§ Exercises:
- 1) List every thing that the comments on the carbon tax name as taxed or proposed for a tax.
- 2) From the comments on the carbon tax, extract the passage from "THAT is the" up to and including "motive power, etc.".

§ Selected text:
§ §

Hold onto your wallets BC taxpayers.
To answer the question of who is in favour of the carbon tax, just google it and you will come up with articles such as this one from the Economist and you will get to see who is in favour of it – ECONOMISTS: economist.com/blogs/freeexchange/2011/09/climate-policy
Sort of like tax on tobacco, alcohol, etc. which are all intended to encourage people to reduce habits which are bad for their health.
Tim for a tax on poor nutrition habits, such as sugar containing foods/drink, etc.
For those who continue to smoke, drink in excess and take in food which causes obesity, diabetes, etc. raising the cost of the habit may reduce the incidence of the habit in the general population.
THAT is the intent of the carbon tax to encourage developing alternate energy sources as well as more efficient processes of carbon fuel conversion to heat, motive power, etc.
socredible wrote: “Putting us all that much further in debt by driving up the cost of a lot of the energy we now all depend on?”

§ §

Document layout analysis data
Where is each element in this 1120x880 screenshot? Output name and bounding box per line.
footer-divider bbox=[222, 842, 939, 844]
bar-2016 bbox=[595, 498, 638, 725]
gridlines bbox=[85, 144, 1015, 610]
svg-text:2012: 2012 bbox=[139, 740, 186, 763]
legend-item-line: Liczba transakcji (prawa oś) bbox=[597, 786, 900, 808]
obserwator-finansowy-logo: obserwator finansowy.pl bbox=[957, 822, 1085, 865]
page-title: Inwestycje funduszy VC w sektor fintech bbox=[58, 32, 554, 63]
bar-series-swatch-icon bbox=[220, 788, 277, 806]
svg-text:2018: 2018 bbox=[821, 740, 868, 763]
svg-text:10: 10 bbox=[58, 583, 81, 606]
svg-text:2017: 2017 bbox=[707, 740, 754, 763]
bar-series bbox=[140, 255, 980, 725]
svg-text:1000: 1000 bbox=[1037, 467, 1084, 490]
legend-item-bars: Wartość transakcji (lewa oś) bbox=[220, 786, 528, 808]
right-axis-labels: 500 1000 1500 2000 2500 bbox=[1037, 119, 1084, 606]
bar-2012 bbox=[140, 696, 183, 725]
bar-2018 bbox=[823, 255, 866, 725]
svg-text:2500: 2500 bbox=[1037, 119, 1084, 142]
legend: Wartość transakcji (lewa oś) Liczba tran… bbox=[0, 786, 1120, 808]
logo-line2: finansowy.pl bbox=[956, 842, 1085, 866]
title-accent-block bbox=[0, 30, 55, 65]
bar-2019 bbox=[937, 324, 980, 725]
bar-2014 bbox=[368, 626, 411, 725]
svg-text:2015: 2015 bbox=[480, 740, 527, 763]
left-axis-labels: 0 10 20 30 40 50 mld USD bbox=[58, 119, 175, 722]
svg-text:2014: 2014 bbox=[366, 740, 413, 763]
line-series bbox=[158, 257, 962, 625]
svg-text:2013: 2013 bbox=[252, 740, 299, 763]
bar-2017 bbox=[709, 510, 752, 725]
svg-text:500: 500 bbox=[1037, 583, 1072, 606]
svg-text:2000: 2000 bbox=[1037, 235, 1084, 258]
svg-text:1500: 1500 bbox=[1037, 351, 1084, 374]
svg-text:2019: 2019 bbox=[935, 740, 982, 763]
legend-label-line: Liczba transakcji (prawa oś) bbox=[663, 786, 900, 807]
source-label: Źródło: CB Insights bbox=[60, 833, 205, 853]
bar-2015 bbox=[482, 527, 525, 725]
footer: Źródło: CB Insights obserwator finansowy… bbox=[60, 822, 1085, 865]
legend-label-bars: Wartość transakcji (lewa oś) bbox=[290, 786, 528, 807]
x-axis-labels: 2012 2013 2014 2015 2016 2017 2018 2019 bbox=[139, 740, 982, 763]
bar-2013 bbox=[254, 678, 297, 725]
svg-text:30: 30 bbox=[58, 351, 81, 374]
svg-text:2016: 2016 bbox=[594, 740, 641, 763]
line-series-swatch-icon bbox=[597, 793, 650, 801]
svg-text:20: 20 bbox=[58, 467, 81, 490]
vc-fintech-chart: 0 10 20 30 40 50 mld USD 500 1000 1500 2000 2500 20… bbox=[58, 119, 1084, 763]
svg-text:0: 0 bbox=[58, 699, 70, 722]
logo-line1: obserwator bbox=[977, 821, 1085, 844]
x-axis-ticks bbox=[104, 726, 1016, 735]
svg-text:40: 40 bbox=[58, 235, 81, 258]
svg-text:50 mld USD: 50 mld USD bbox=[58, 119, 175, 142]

§ §

§ Answer list:
- 1)
- carbon
- tobacco
- alcohol
- poor nutrition habits, such as sugar containing foods/drink

- 2)
THAT is the intent of the carbon tax to encourage developing alternate energy sources as well as more efficient processes of carbon fuel conversion to heat, motive power, etc.